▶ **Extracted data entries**
___

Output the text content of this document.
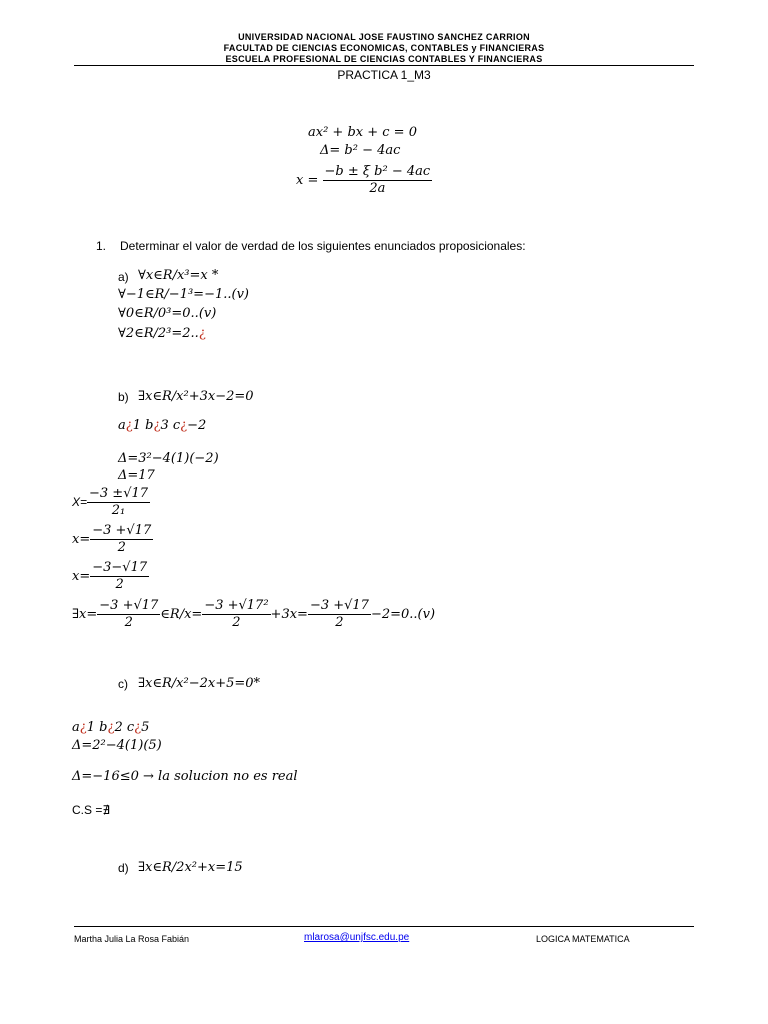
UNIVERSIDAD NACIONAL JOSE FAUSTINO SANCHEZ CARRION
FACULTAD DE CIENCIAS ECONOMICAS, CONTABLES y FINANCIERAS
ESCUELA PROFESIONAL DE CIENCIAS CONTABLES Y FINANCIERAS
PRACTICA 1_M3
ax² + bx + c = 0
Δ= b² − 4ac
$x = \frac{\text{−b ± ξ b² − 4ac}}{2a}$
1. Determinar el valor de verdad de los siguientes enunciados proposicionales:
a) ∀x∈R/x³=x *
∀−1∈R/−1³=−1..(v)
∀0∈R/0³=0..(v)
∀2∈R/2³=2..¿
b) ∃x∈R/x²+3x−2=0
a¿1 b¿3 c¿−2
Δ=3²−4(1)(−2)
Δ=17
$X= \frac{-3 \pm√17}{\text{2₁}}$
$x= \frac{-3 +√17}{2}$
$x= \frac{-3-√17}{2}$
∃x= $\frac{-3 +√17}{2}$ ∈R/x= $\frac{\text{−3 +√17²}}{2} +3x= \frac{-3 +√17}{2} -2=0..(v)$
c) ∃x∈R/x²−2x+5=0*
a¿1 b¿2 c¿5
Δ=2²−4(1)(5)
Δ=−16≤0 → la solucion no es real
C.S =∄
d) ∃x∈R/2x²+x=15
Martha Julia La Rosa Fabián	mlarosa@unjfsc.edu.pe	LOGICA MATEMATICA
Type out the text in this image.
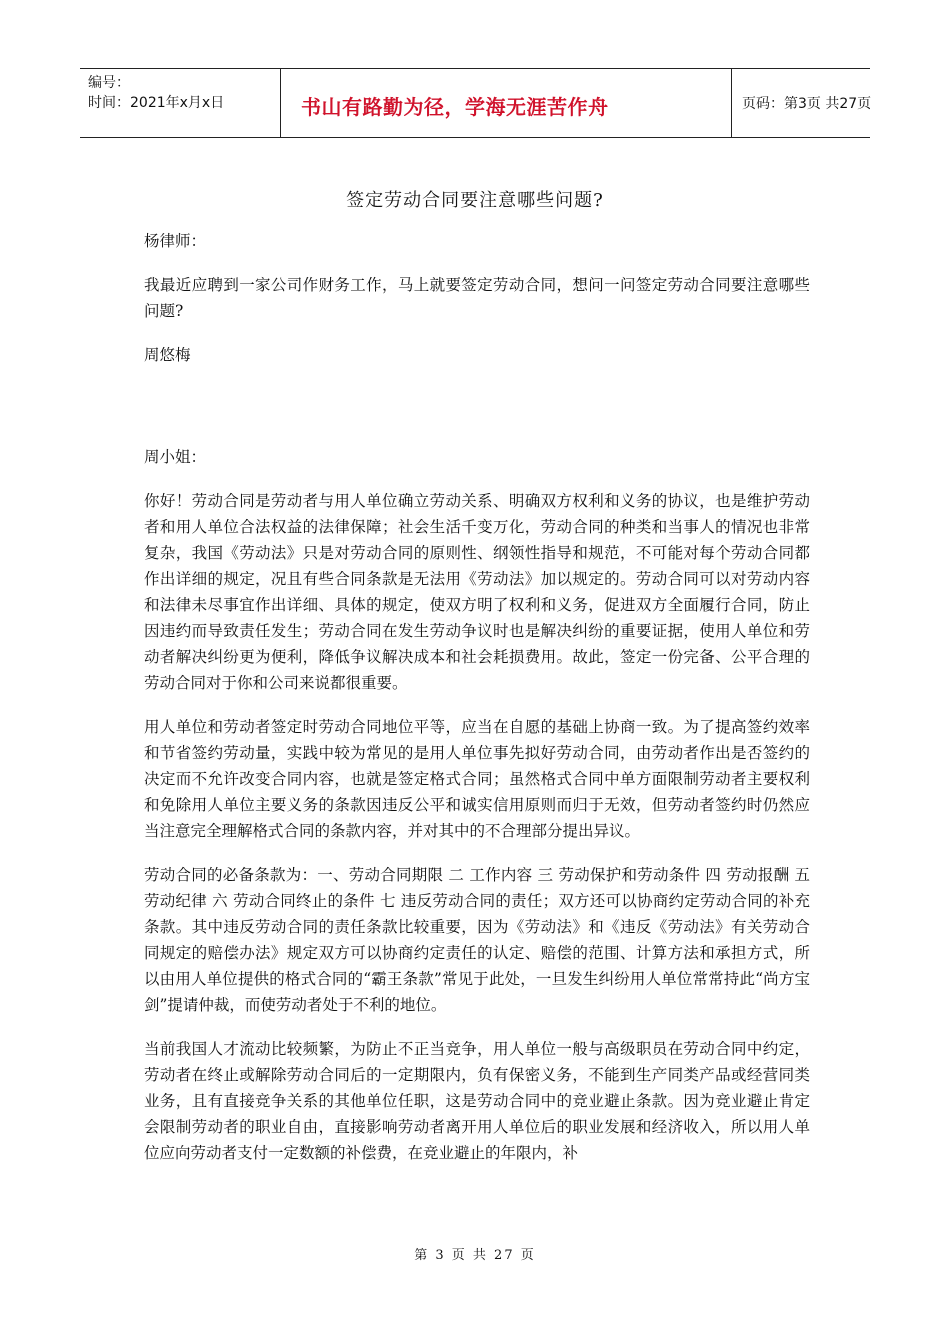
编号：
时间：2021年x月x日	书山有路勤为径，学海无涯苦作舟	页码：第3页 共27页
签定劳动合同要注意哪些问题?

杨律师：

我最近应聘到一家公司作财务工作，马上就要签定劳动合同，想问一问签定劳动合同要注意哪些问题?

周悠梅

周小姐：

你好！劳动合同是劳动者与用人单位确立劳动关系、明确双方权利和义务的协议，也是维护劳动者和用人单位合法权益的法律保障；社会生活千变万化，劳动合同的种类和当事人的情况也非常复杂，我国《劳动法》只是对劳动合同的原则性、纲领性指导和规范，不可能对每个劳动合同都作出详细的规定，况且有些合同条款是无法用《劳动法》加以规定的。劳动合同可以对劳动内容和法律未尽事宜作出详细、具体的规定，使双方明了权利和义务，促进双方全面履行合同，防止因违约而导致责任发生；劳动合同在发生劳动争议时也是解决纠纷的重要证据，使用人单位和劳动者解决纠纷更为便利，降低争议解决成本和社会耗损费用。故此，签定一份完备、公平合理的劳动合同对于你和公司来说都很重要。

用人单位和劳动者签定时劳动合同地位平等，应当在自愿的基础上协商一致。为了提高签约效率和节省签约劳动量，实践中较为常见的是用人单位事先拟好劳动合同，由劳动者作出是否签约的决定而不允许改变合同内容，也就是签定格式合同；虽然格式合同中单方面限制劳动者主要权利和免除用人单位主要义务的条款因违反公平和诚实信用原则而归于无效，但劳动者签约时仍然应当注意完全理解格式合同的条款内容，并对其中的不合理部分提出异议。

劳动合同的必备条款为：一、劳动合同期限 二 工作内容 三 劳动保护和劳动条件 四 劳动报酬 五 劳动纪律 六 劳动合同终止的条件 七 违反劳动合同的责任；双方还可以协商约定劳动合同的补充条款。其中违反劳动合同的责任条款比较重要，因为《劳动法》和《违反《劳动法》有关劳动合同规定的赔偿办法》规定双方可以协商约定责任的认定、赔偿的范围、计算方法和承担方式，所以由用人单位提供的格式合同的“霸王条款”常见于此处，一旦发生纠纷用人单位常常持此“尚方宝剑”提请仲裁，而使劳动者处于不利的地位。

当前我国人才流动比较频繁，为防止不正当竞争，用人单位一般与高级职员在劳动合同中约定，劳动者在终止或解除劳动合同后的一定期限内，负有保密义务，不能到生产同类产品或经营同类业务，且有直接竞争关系的其他单位任职，这是劳动合同中的竞业避止条款。因为竞业避止肯定会限制劳动者的职业自由，直接影响劳动者离开用人单位后的职业发展和经济收入，所以用人单位应向劳动者支付一定数额的补偿费，在竞业避止的年限内，补

第 3 页 共 27 页
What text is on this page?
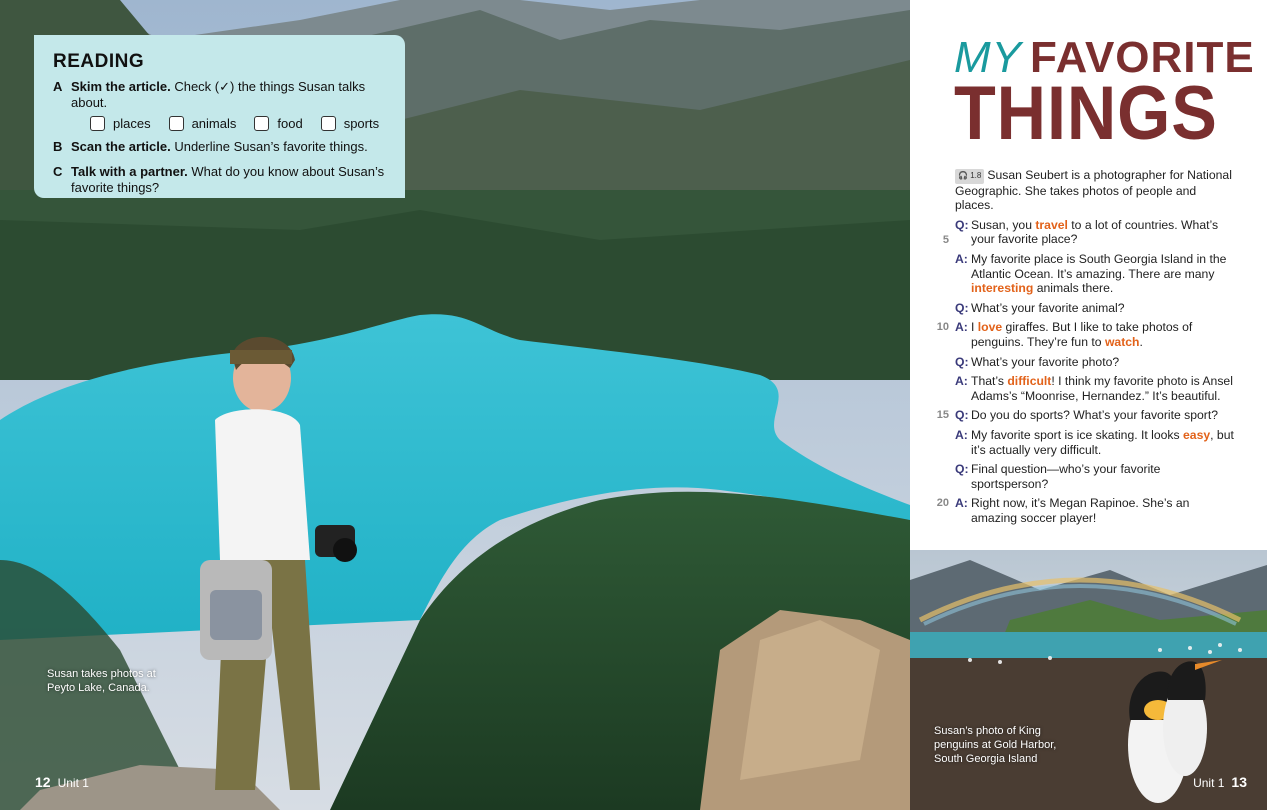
READING
A Skim the article. Check (✓) the things Susan talks about.
places	animals	food	sports
B Scan the article. Underline Susan’s favorite things.
C Talk with a partner. What do you know about Susan’s favorite things?
Susan takes photos at
Peyto Lake, Canada.
12 Unit 1
MY FAVORITE
THINGS
🎧 1.8 Susan Seubert is a photographer for National Geographic. She takes photos of people and places.
Q: Susan, you travel to a lot of countries. What’s your favorite place?
5
A: My favorite place is South Georgia Island in the Atlantic Ocean. It’s amazing. There are many interesting animals there.
Q: What’s your favorite animal?
10 A: I love giraffes. But I like to take photos of penguins. They’re fun to watch.
Q: What’s your favorite photo?
A: That’s difficult! I think my favorite photo is Ansel Adams’s “Moonrise, Hernandez.” It’s beautiful.
15 Q: Do you do sports? What’s your favorite sport?
A: My favorite sport is ice skating. It looks easy, but it’s actually very difficult.
Q: Final question—who’s your favorite sportsperson?
20 A: Right now, it’s Megan Rapinoe. She’s an amazing soccer player!
Susan’s photo of King
penguins at Gold Harbor,
South Georgia Island
Unit 1 13
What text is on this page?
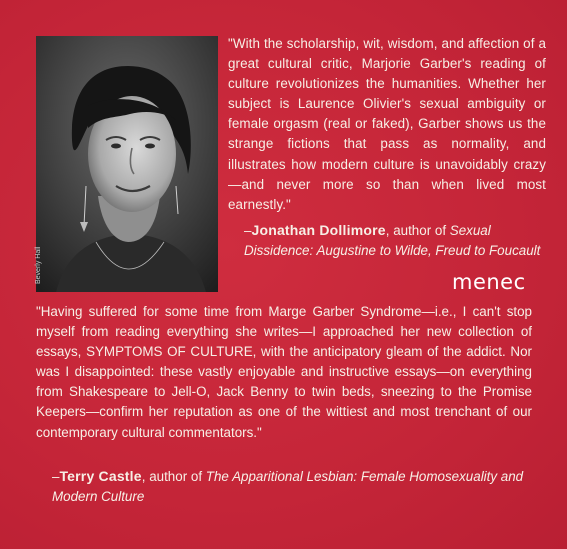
Beverly Hall
"With the scholarship, wit, wisdom, and affection of a great cultural critic, Marjorie Garber's reading of culture revolutionizes the humanities. Whether her subject is Laurence Olivier's sexual ambiguity or female orgasm (real or faked), Garber shows us the strange fictions that pass as normality, and illustrates how modern culture is unavoidably crazy—and never more so than when lived most earnestly."
–Jonathan Dollimore, author of Sexual Dissidence: Augustine to Wilde, Freud to Foucault
menec
"Having suffered for some time from Marge Garber Syndrome—i.e., I can't stop myself from reading everything she writes—I approached her new collection of essays, SYMPTOMS OF CULTURE, with the anticipatory gleam of the addict. Nor was I disappointed: these vastly enjoyable and instructive essays—on everything from Shakespeare to Jell-O, Jack Benny to twin beds, sneezing to the Promise Keepers—confirm her reputation as one of the wittiest and most trenchant of our contemporary cultural commentators."
–Terry Castle, author of The Apparitional Lesbian: Female Homosexuality and Modern Culture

___

Check each line of the records above for "penguins", and copy those that have it.

10 A: I love giraffes. But I like to take photos of penguins. They’re fun to watch.
penguins at Gold Harbor,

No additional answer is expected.